What you are asked to do
List every source that the transcript excerpt says the nervous system collects information from.

Extract

************

We call this homeostatic capacity in functional medicine, right? The homeostatic capacity of our physiology and our nervous system, its job is to protect that. And it will make decisions to shut down when our mind tells us we should take action but our nervous system is collecting information from our cells, from our nucleus, from our mitochondria. And it can sense, but you don't have enough of what it takes to respond. So I'm going to protect you, and I'm going to shut down. And this is so much of chronic health conditions. Chronic health conditions are a form of the body saying no more, I can't do anymore. I'm shutting down to protect you because otherwise you would probably still be trying to go out and do things and to overcome problems in your life. And we don't have what it takes. So I'm going to shut down to protect you, even if that looks like a chronic health condition.
Kalea Wattles:
I'm visualizing the implications of trauma through all of these body systems. And it's certainly so important as we think about chronic disease and the rise of chronic disease and all of this unaddressed trauma. I know you'll be taking a deep dive into this at the Annual International Conference. And without giving too much away, will you just give us a very brief little sneak peek of what our attendees can expect to hear from your AIC presentation?

************

Material supplied
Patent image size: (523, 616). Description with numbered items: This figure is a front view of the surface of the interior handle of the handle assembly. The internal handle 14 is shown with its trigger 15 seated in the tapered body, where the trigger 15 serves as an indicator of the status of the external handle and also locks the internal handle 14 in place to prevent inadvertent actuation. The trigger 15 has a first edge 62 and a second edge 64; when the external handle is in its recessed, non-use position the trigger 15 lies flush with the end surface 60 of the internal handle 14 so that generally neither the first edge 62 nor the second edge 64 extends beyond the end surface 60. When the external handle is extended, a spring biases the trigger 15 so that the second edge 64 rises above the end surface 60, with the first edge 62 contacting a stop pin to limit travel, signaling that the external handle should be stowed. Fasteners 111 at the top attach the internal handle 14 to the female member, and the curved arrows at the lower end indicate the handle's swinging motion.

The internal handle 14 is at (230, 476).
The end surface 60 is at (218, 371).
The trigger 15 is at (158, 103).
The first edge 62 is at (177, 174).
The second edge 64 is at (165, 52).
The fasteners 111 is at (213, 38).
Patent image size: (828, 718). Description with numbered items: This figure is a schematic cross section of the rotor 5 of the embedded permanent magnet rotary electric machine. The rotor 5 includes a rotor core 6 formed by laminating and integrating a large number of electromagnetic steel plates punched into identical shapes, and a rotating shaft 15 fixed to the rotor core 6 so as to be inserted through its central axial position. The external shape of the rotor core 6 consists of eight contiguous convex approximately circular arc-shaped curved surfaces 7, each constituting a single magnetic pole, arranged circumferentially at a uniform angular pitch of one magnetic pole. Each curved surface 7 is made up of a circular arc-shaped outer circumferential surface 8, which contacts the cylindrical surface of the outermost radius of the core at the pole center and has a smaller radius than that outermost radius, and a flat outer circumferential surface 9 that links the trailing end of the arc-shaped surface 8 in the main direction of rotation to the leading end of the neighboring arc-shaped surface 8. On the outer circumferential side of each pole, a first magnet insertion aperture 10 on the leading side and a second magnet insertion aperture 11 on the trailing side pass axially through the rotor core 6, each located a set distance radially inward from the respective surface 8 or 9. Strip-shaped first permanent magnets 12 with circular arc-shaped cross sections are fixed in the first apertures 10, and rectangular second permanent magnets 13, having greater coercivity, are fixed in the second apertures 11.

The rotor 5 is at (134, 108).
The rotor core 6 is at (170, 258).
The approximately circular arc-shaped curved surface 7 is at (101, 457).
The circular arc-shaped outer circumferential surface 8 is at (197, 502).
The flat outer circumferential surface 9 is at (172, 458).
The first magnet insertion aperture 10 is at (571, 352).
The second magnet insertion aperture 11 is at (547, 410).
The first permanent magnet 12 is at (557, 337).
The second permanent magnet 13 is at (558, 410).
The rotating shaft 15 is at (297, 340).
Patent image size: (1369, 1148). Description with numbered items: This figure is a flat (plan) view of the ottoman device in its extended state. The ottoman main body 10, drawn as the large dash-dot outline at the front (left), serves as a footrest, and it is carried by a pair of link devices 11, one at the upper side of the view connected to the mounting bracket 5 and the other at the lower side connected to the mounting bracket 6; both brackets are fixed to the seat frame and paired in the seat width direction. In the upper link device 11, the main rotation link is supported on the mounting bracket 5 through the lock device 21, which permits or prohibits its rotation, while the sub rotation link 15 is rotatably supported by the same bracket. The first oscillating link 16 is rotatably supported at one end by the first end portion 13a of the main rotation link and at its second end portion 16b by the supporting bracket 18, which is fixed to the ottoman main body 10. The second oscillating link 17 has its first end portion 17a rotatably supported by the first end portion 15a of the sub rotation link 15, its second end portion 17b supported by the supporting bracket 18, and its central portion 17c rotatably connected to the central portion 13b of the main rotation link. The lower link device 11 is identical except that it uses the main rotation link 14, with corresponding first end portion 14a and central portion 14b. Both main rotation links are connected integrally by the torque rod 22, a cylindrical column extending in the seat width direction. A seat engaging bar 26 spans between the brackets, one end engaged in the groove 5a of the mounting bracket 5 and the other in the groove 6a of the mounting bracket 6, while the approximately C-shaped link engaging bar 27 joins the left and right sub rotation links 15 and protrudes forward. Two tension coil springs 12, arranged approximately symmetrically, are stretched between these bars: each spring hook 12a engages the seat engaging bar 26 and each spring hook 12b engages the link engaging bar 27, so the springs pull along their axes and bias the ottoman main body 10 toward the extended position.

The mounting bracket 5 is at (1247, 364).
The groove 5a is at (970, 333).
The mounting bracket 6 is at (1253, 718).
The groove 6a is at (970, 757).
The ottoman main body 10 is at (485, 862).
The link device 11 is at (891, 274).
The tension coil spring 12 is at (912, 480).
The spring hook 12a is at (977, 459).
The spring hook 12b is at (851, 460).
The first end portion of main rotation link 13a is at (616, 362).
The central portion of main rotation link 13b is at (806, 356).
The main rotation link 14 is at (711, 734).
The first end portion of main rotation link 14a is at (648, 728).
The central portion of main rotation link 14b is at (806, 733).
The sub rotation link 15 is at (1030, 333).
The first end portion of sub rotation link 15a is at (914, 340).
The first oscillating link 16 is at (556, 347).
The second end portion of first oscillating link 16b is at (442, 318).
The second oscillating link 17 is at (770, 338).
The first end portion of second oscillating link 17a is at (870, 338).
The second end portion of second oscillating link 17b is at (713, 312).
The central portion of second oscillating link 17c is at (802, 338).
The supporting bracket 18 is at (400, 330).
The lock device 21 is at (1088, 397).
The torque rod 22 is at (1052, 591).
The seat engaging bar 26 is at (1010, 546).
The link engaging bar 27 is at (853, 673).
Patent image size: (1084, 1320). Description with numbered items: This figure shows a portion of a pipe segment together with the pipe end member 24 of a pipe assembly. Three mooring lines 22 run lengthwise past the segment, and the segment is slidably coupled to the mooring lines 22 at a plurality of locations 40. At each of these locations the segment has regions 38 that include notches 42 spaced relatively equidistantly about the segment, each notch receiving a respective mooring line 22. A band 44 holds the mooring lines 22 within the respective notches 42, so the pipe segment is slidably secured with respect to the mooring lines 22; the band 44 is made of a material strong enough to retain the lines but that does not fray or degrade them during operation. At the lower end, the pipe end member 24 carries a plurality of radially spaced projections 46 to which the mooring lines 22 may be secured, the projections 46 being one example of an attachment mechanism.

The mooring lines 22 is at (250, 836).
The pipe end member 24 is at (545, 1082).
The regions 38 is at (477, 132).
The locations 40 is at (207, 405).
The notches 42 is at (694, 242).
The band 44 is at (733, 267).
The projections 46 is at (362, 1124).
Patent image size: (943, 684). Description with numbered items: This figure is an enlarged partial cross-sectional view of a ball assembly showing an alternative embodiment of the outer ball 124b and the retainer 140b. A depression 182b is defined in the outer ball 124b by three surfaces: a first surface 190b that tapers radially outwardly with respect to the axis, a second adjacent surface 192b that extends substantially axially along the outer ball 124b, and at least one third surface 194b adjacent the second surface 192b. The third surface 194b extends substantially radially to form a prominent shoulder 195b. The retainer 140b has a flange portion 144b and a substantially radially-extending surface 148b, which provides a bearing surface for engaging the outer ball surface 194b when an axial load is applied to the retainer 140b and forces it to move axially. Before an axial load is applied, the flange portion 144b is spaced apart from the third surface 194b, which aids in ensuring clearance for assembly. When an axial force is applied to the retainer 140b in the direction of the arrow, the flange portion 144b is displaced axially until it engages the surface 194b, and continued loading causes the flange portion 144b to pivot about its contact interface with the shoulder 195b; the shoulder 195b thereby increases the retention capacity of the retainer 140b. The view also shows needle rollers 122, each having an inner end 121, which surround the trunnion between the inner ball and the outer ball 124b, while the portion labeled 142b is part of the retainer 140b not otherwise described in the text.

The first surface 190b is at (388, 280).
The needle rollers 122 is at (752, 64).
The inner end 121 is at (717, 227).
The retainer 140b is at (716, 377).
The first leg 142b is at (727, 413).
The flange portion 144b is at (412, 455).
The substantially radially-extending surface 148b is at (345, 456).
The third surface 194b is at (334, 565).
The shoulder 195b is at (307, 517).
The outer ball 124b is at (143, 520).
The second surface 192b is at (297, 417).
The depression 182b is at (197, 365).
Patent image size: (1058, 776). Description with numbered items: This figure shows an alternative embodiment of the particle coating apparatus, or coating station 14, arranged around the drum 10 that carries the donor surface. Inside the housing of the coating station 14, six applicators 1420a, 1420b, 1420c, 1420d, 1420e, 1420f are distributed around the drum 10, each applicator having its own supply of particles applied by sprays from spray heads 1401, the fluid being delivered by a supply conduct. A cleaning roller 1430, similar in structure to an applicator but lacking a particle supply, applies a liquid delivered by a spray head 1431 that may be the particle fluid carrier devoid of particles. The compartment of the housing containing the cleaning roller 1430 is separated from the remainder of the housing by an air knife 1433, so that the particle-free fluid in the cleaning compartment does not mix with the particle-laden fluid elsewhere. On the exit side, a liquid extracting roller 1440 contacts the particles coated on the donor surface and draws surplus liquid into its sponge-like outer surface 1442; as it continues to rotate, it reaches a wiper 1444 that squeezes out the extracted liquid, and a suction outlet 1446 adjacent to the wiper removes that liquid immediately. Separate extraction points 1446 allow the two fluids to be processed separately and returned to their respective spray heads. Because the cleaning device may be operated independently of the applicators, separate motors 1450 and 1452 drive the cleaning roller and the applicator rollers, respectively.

************

Exercise response
Our cells, our nucleus, and our mitochondria.